## Directions for this task:
Tally the lines of the listing that contain the string "الشارقة". Give the number and nothing else.

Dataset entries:
>>>

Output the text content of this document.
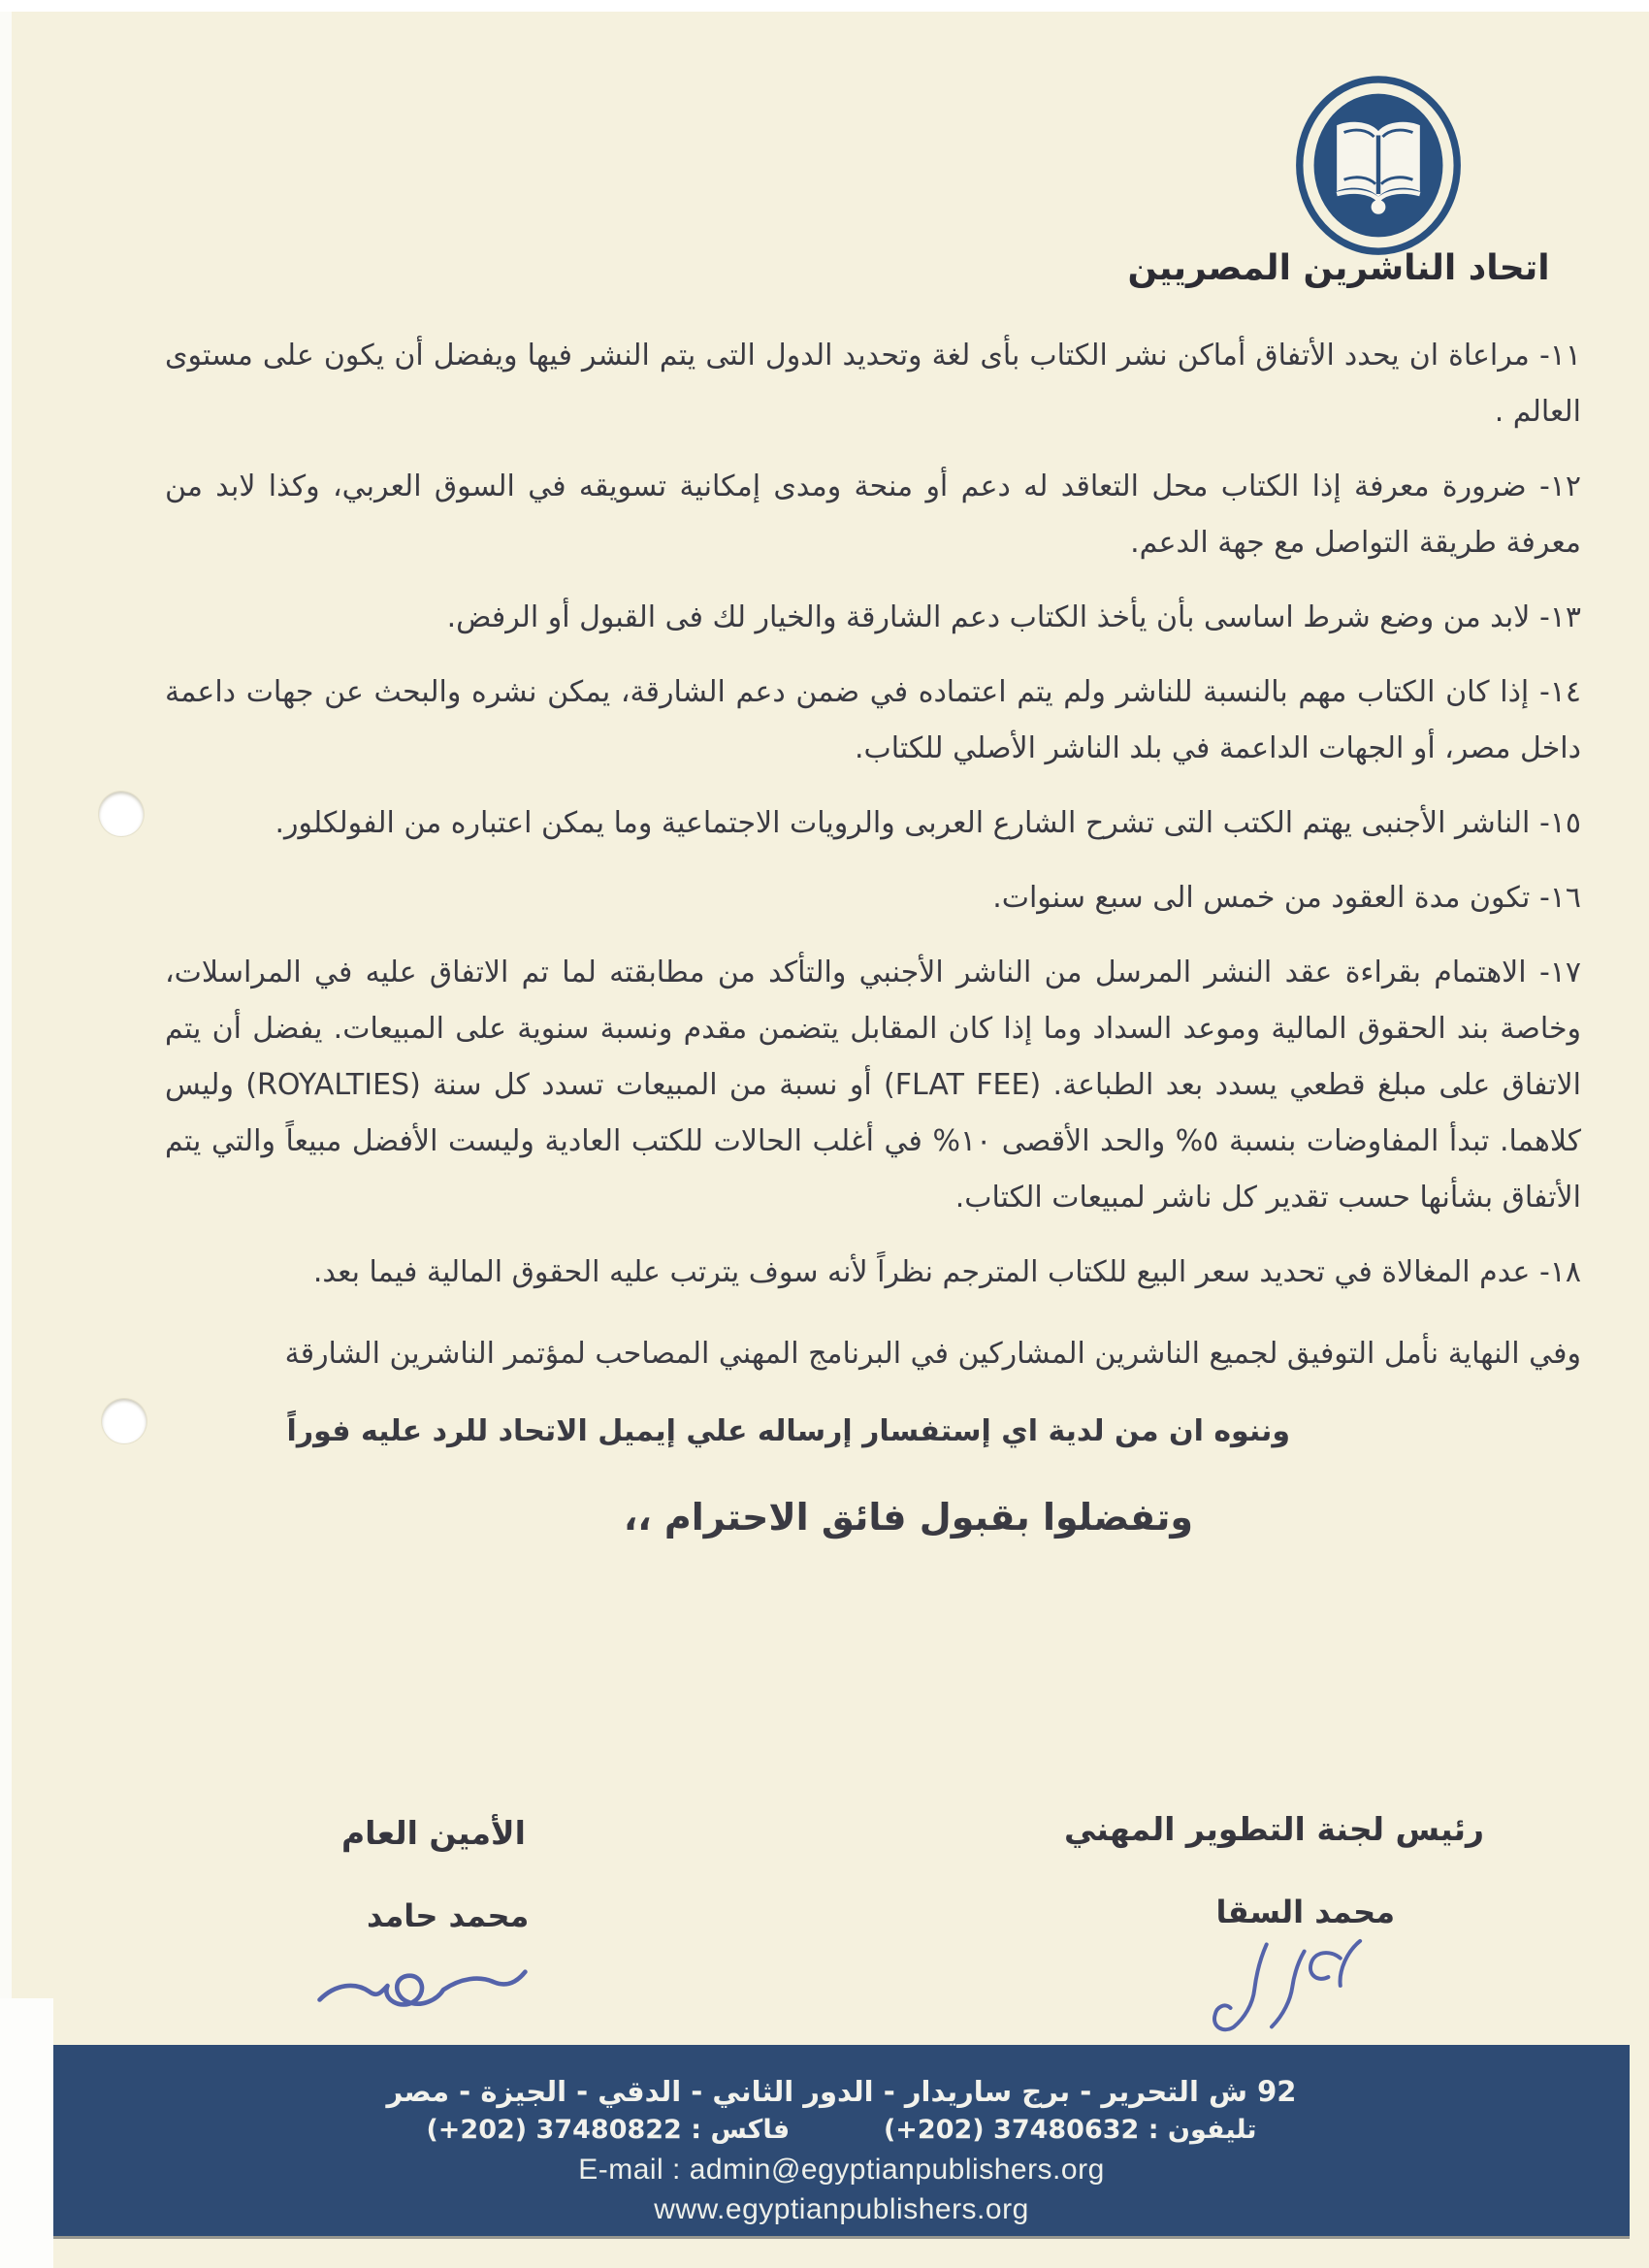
اتحاد الناشرين المصريين
١١- مراعاة ان يحدد الأتفاق أماكن نشر الكتاب بأى لغة وتحديد الدول التى يتم النشر فيها ويفضل أن يكون على مستوى العالم .
١٢- ضرورة معرفة إذا الكتاب محل التعاقد له دعم أو منحة ومدى إمكانية تسويقه في السوق العربي، وكذا لابد من معرفة طريقة التواصل مع جهة الدعم.
١٣- لابد من وضع شرط اساسى بأن يأخذ الكتاب دعم الشارقة والخيار لك فى القبول أو الرفض.
١٤- إذا كان الكتاب مهم بالنسبة للناشر ولم يتم اعتماده في ضمن دعم الشارقة، يمكن نشره والبحث عن جهات داعمة داخل مصر، أو الجهات الداعمة في بلد الناشر الأصلي للكتاب.
١٥- الناشر الأجنبى يهتم الكتب التى تشرح الشارع العربى والرويات الاجتماعية وما يمكن اعتباره من الفولكلور.
١٦- تكون مدة العقود من خمس الى سبع سنوات.
١٧- الاهتمام بقراءة عقد النشر المرسل من الناشر الأجنبي والتأكد من مطابقته لما تم الاتفاق عليه في المراسلات، وخاصة بند الحقوق المالية وموعد السداد وما إذا كان المقابل يتضمن مقدم ونسبة سنوية على المبيعات. يفضل أن يتم الاتفاق على مبلغ قطعي يسدد بعد الطباعة. (FLAT FEE) أو نسبة من المبيعات تسدد كل سنة (ROYALTIES) وليس كلاهما. تبدأ المفاوضات بنسبة ٥% والحد الأقصى ١٠% في أغلب الحالات للكتب العادية وليست الأفضل مبيعاً والتي يتم الأتفاق بشأنها حسب تقدير كل ناشر لمبيعات الكتاب.
١٨- عدم المغالاة في تحديد سعر البيع للكتاب المترجم نظراً لأنه سوف يترتب عليه الحقوق المالية فيما بعد.
وفي النهاية نأمل التوفيق لجميع الناشرين المشاركين في البرنامج المهني المصاحب لمؤتمر الناشرين الشارقة
وننوه ان من لدية اي إستفسار إرساله علي إيميل الاتحاد للرد عليه فوراً
وتفضلوا بقبول فائق الاحترام ،،
رئيس لجنة التطوير المهني
الأمين العام
محمد السقا
محمد حامد
92 ش التحرير - برج ساريدار - الدور الثاني - الدقي - الجيزة - مصر
تليفون : 37480632 (+202)  فاكس : 37480822 (+202)
E-mail : admin@egyptianpublishers.org
www.egyptianpublishers.org
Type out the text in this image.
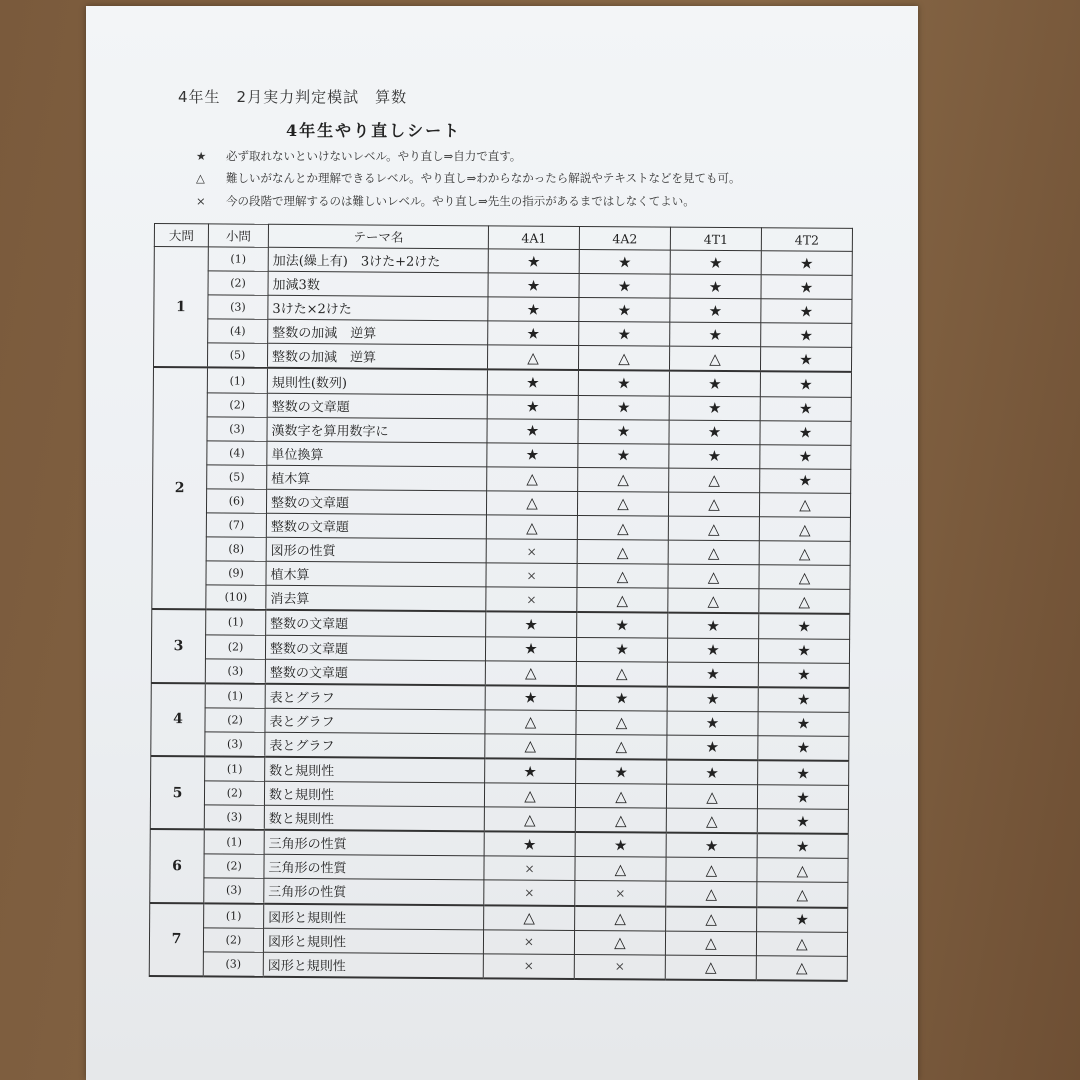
4年生　2月実力判定模試　算数
4年生やり直しシート
★ 必ず取れないといけないレベル。やり直し⇒自力で直す。
△ 難しいがなんとか理解できるレベル。やり直し⇒わからなかったら解説やテキストなどを見ても可。
× 今の段階で理解するのは難しいレベル。やり直し⇒先生の指示があるまではしなくてよい。
大問	小問	テーマ名	4A1	4A2	4T1	4T2
1	(1)	加法(繰上有)　3けた+2けた	★	★	★	★
	(2)	加減3数	★	★	★	★
	(3)	3けた×2けた	★	★	★	★
	(4)	整数の加減　逆算	★	★	★	★
	(5)	整数の加減　逆算	△	△	△	★
2	(1)	規則性(数列)	★	★	★	★
	(2)	整数の文章題	★	★	★	★
	(3)	漢数字を算用数字に	★	★	★	★
	(4)	単位換算	★	★	★	★
	(5)	植木算	△	△	△	★
	(6)	整数の文章題	△	△	△	△
	(7)	整数の文章題	△	△	△	△
	(8)	図形の性質	×	△	△	△
	(9)	植木算	×	△	△	△
	(10)	消去算	×	△	△	△
3	(1)	整数の文章題	★	★	★	★
	(2)	整数の文章題	★	★	★	★
	(3)	整数の文章題	△	△	★	★
4	(1)	表とグラフ	★	★	★	★
	(2)	表とグラフ	△	△	★	★
	(3)	表とグラフ	△	△	★	★
5	(1)	数と規則性	★	★	★	★
	(2)	数と規則性	△	△	△	★
	(3)	数と規則性	△	△	△	★
6	(1)	三角形の性質	★	★	★	★
	(2)	三角形の性質	×	△	△	△
	(3)	三角形の性質	×	×	△	△
7	(1)	図形と規則性	△	△	△	★
	(2)	図形と規則性	×	△	△	△
	(3)	図形と規則性	×	×	△	△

<<<

## Written response:
3